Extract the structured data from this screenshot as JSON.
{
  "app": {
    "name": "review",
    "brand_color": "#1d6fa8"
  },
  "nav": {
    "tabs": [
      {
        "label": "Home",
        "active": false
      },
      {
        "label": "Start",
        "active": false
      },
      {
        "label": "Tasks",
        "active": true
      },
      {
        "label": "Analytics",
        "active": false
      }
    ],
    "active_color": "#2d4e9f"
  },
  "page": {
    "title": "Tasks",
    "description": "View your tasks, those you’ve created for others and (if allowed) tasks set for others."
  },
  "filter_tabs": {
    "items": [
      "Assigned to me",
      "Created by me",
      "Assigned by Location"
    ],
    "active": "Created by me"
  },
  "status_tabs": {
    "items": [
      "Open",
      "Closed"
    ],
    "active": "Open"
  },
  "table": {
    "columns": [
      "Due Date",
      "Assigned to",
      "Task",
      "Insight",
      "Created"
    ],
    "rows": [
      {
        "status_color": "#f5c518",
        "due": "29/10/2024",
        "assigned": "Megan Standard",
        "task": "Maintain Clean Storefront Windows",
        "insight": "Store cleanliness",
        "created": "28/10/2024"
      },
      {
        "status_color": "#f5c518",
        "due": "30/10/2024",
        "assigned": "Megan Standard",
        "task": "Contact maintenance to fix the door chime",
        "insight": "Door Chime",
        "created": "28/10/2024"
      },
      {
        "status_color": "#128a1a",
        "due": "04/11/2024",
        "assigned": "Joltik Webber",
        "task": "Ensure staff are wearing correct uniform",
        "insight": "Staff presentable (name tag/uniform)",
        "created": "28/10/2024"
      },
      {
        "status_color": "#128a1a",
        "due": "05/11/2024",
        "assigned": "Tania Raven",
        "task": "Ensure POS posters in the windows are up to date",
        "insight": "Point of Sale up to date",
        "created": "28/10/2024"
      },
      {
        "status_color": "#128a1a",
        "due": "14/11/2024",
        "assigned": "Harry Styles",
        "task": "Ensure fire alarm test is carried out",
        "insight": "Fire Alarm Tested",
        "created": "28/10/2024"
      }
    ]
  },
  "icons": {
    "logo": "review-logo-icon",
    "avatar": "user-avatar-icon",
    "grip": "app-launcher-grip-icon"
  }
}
^^^^^^^^
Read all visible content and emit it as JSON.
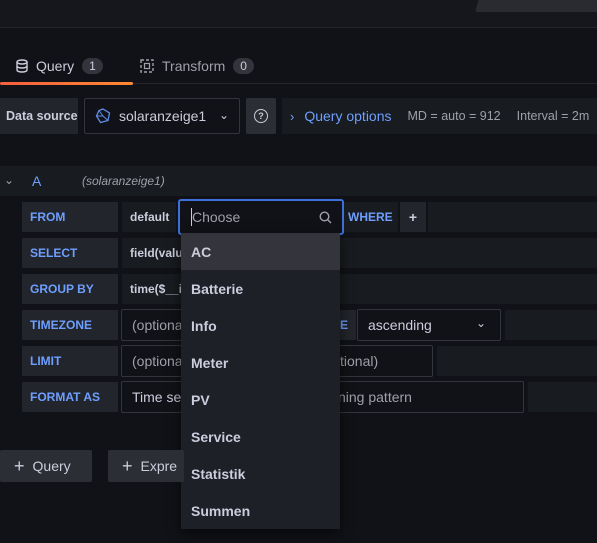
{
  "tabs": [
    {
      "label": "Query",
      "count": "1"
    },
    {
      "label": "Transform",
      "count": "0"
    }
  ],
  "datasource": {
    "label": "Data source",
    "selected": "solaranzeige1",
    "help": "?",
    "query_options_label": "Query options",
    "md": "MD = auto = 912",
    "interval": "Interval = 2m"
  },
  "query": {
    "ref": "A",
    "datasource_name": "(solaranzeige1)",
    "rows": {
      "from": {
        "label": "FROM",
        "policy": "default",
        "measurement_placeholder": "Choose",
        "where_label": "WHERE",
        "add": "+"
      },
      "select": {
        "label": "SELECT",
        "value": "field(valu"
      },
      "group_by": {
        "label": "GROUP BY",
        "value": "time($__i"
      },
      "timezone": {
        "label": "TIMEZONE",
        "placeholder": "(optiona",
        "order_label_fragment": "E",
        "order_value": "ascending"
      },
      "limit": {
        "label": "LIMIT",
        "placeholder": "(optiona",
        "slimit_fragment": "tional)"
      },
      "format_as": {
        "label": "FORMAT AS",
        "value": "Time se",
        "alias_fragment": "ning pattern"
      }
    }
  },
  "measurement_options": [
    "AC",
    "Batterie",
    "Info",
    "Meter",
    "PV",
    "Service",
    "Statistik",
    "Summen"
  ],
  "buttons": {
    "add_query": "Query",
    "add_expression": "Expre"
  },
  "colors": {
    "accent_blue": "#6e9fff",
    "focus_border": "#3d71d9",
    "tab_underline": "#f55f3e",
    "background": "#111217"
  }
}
^^^^^^^^
### Task
Where a line holds the string "JSON", copy that line.

### Answer
Extract the structured data from this screenshot as JSON.
Read all visible content and emit it as JSON.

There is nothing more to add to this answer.